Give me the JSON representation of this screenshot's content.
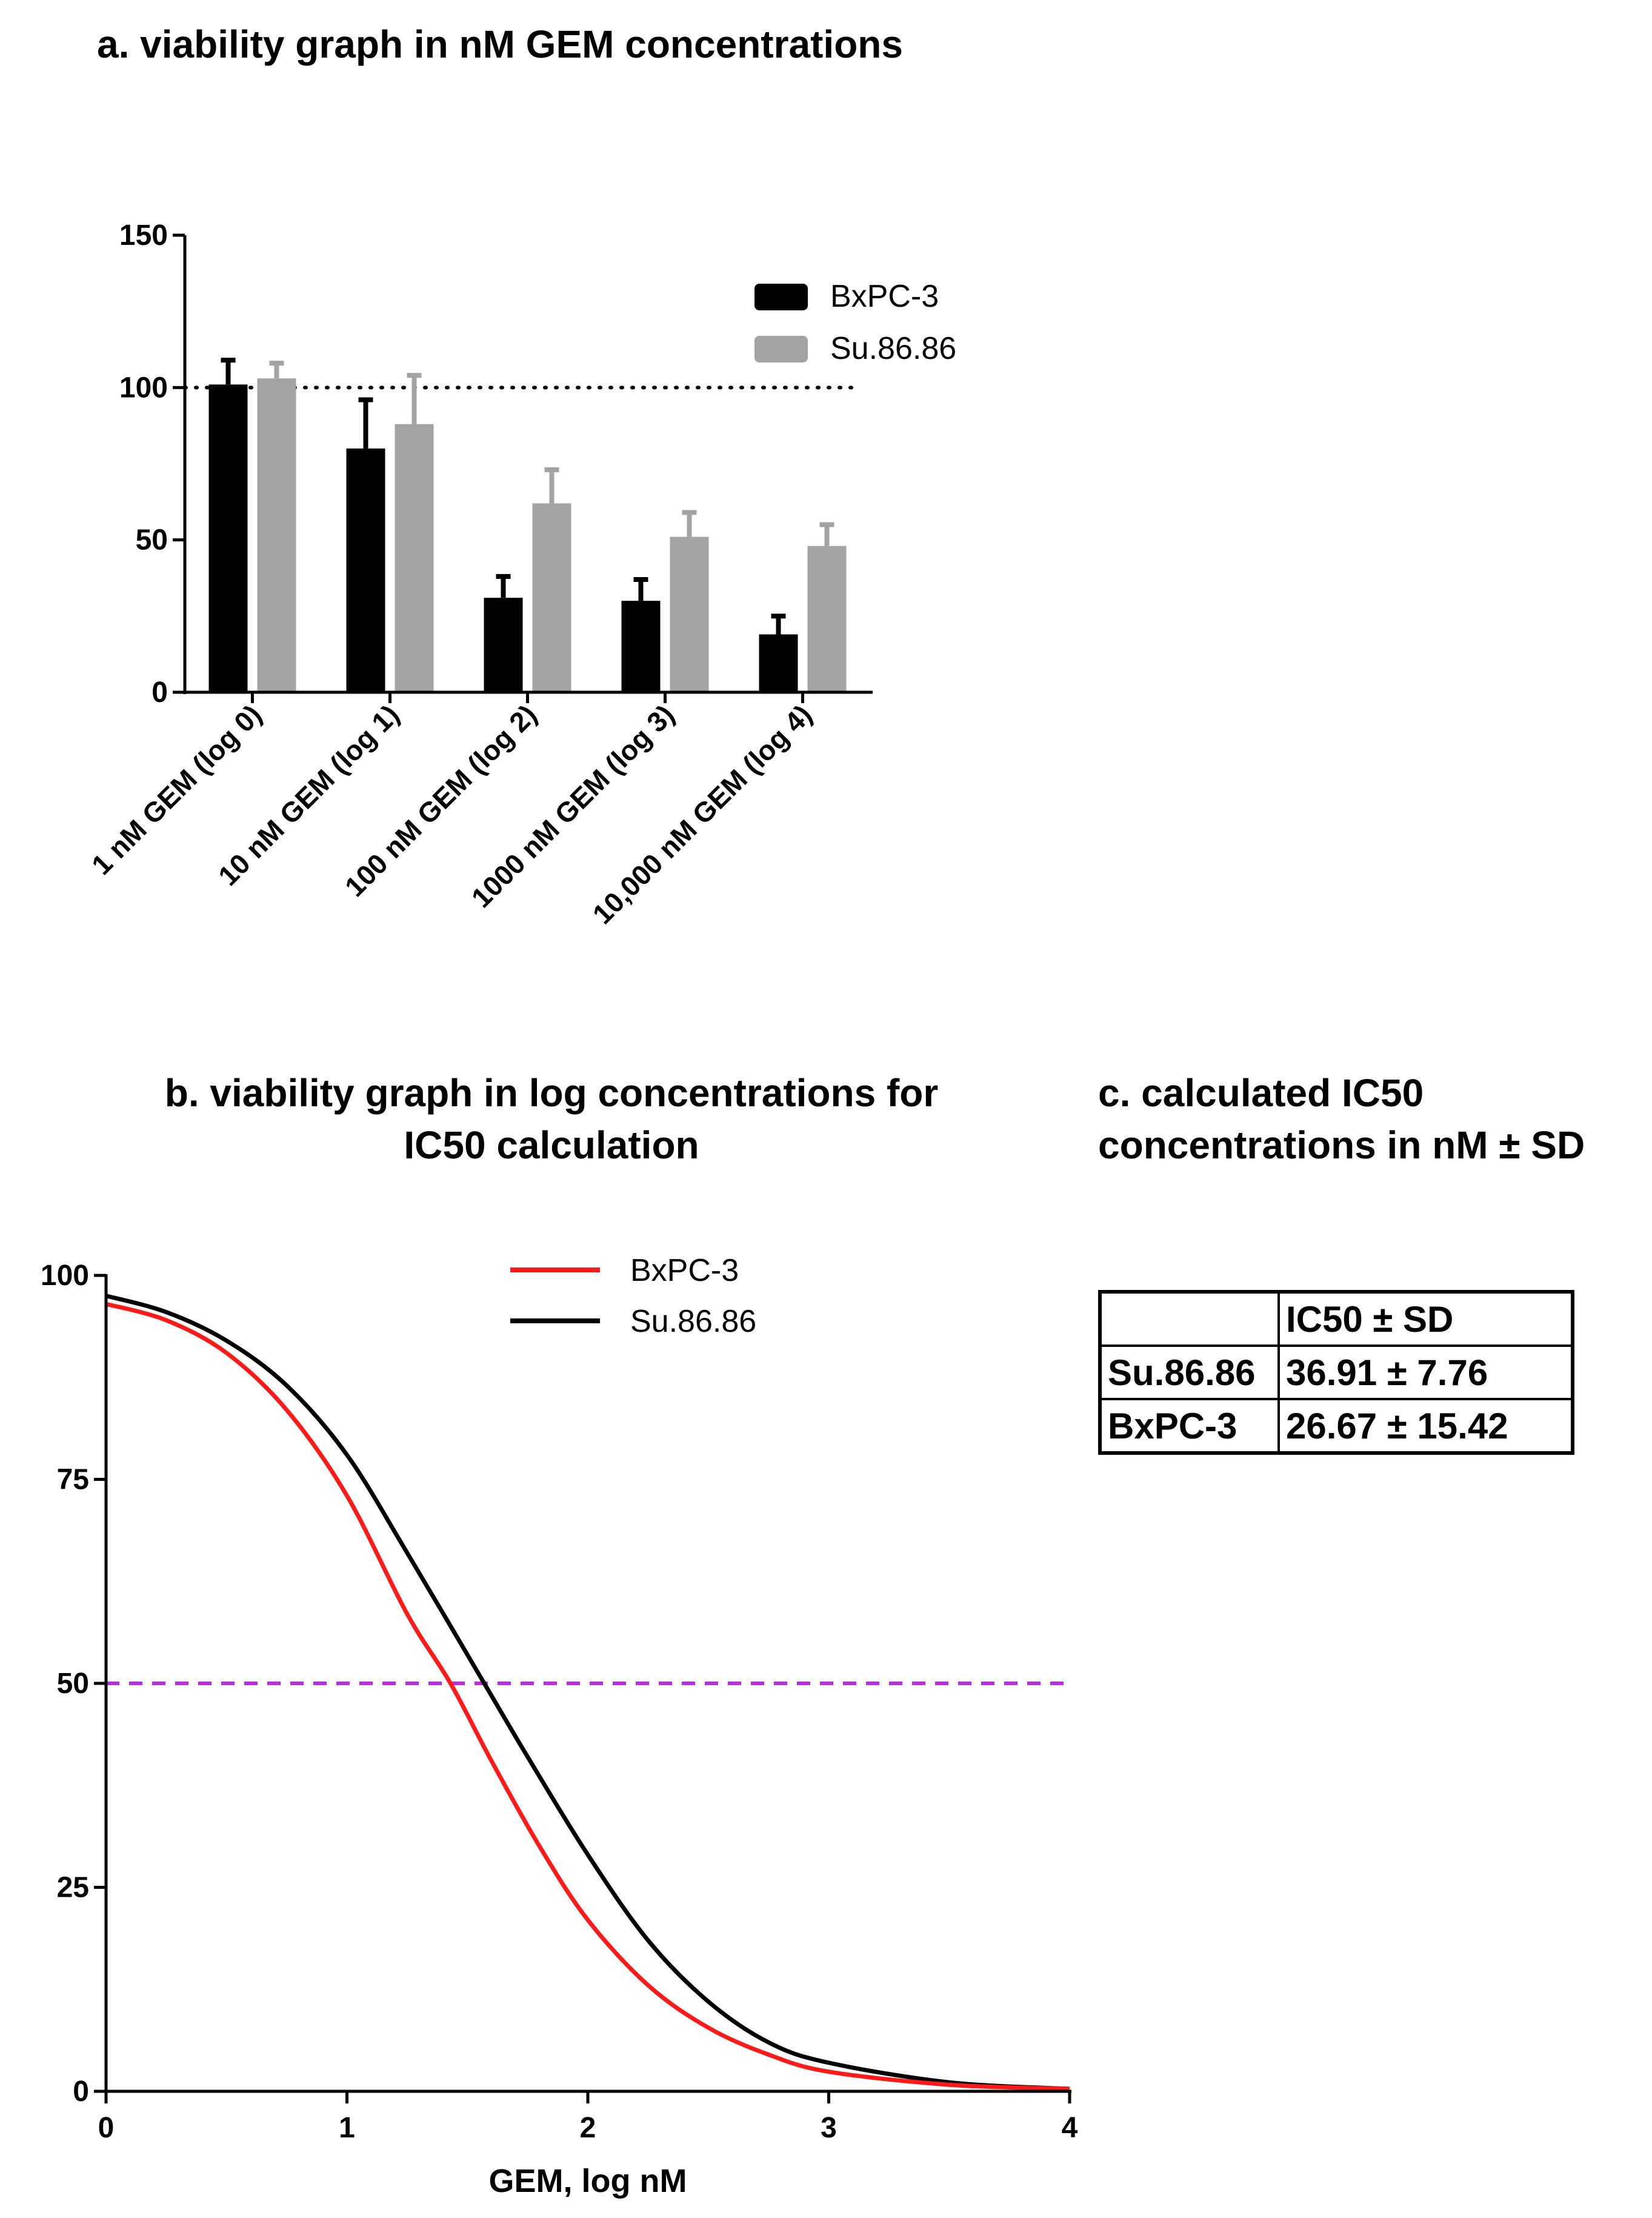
{
  "panel_a": {
    "title": "a. viability graph in nM GEM concentrations"
  },
  "panel_b": {
    "title_line1": "b. viability graph in log concentrations for",
    "title_line2": "IC50 calculation"
  },
  "panel_c": {
    "title_line1": "c. calculated IC50",
    "title_line2": "concentrations in nM ± SD",
    "table": {
      "header": [
        "",
        "IC50 ± SD"
      ],
      "rows": [
        [
          "Su.86.86",
          "36.91 ± 7.76"
        ],
        [
          "BxPC-3",
          "26.67 ± 15.42"
        ]
      ]
    }
  },
  "chart_data": [
    {
      "type": "bar",
      "title": "a. viability graph in nM GEM concentrations",
      "categories": [
        "1 nM GEM (log 0)",
        "10 nM GEM (log 1)",
        "100 nM GEM (log 2)",
        "1000 nM GEM (log 3)",
        "10,000 nM GEM (log 4)"
      ],
      "series": [
        {
          "name": "BxPC-3",
          "color": "#000000",
          "values": [
            101,
            80,
            31,
            30,
            19
          ],
          "error": [
            8,
            16,
            7,
            7,
            6
          ]
        },
        {
          "name": "Su.86.86",
          "color": "#a3a3a6",
          "values": [
            103,
            88,
            62,
            51,
            48
          ],
          "error": [
            5,
            16,
            11,
            8,
            7
          ]
        }
      ],
      "ylim": [
        0,
        150
      ],
      "yticks": [
        0,
        50,
        100,
        150
      ],
      "reference_line": {
        "y": 100,
        "style": "dotted"
      },
      "legend_position": "top-right",
      "xlabel": "",
      "ylabel": ""
    },
    {
      "type": "line",
      "title": "b. viability graph in log concentrations for IC50 calculation",
      "xlabel": "GEM, log nM",
      "ylabel": "",
      "xlim": [
        0,
        4
      ],
      "ylim": [
        0,
        100
      ],
      "xticks": [
        0,
        1,
        2,
        3,
        4
      ],
      "yticks": [
        0,
        25,
        50,
        75,
        100
      ],
      "reference_line": {
        "y": 50,
        "style": "dashed",
        "color": "#b82ee0"
      },
      "legend_position": "top-center",
      "series": [
        {
          "name": "BxPC-3",
          "color": "#ff1a1a",
          "x": [
            0,
            0.25,
            0.5,
            0.75,
            1,
            1.25,
            1.43,
            1.6,
            1.8,
            2,
            2.25,
            2.5,
            2.75,
            3,
            3.5,
            4
          ],
          "y": [
            96.5,
            94.5,
            90.5,
            83.5,
            73,
            58.5,
            50,
            40.5,
            30,
            21,
            13,
            7.8,
            4.5,
            2.4,
            0.8,
            0.3
          ]
        },
        {
          "name": "Su.86.86",
          "color": "#000000",
          "x": [
            0,
            0.25,
            0.5,
            0.75,
            1,
            1.25,
            1.57,
            1.75,
            2,
            2.25,
            2.5,
            2.75,
            3,
            3.5,
            4
          ],
          "y": [
            97.5,
            95.5,
            92,
            86.5,
            78,
            66,
            50,
            41,
            29,
            18.5,
            11,
            6,
            3.5,
            1.1,
            0.3
          ]
        }
      ]
    }
  ]
}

◆ ◆ ◆ ◆ ◆

● Exercise objective: Within the material above, find the lines that contain the word "concentrations"; copy them.

● Reply:
    "title": "a. viability graph in nM GEM concentrations"
    "title_line1": "b. viability graph in log concentrations for",
    "title_line2": "concentrations in nM ± SD",
      "title": "a. viability graph in nM GEM concentrations",
      "title": "b. viability graph in log concentrations for IC50 calculation",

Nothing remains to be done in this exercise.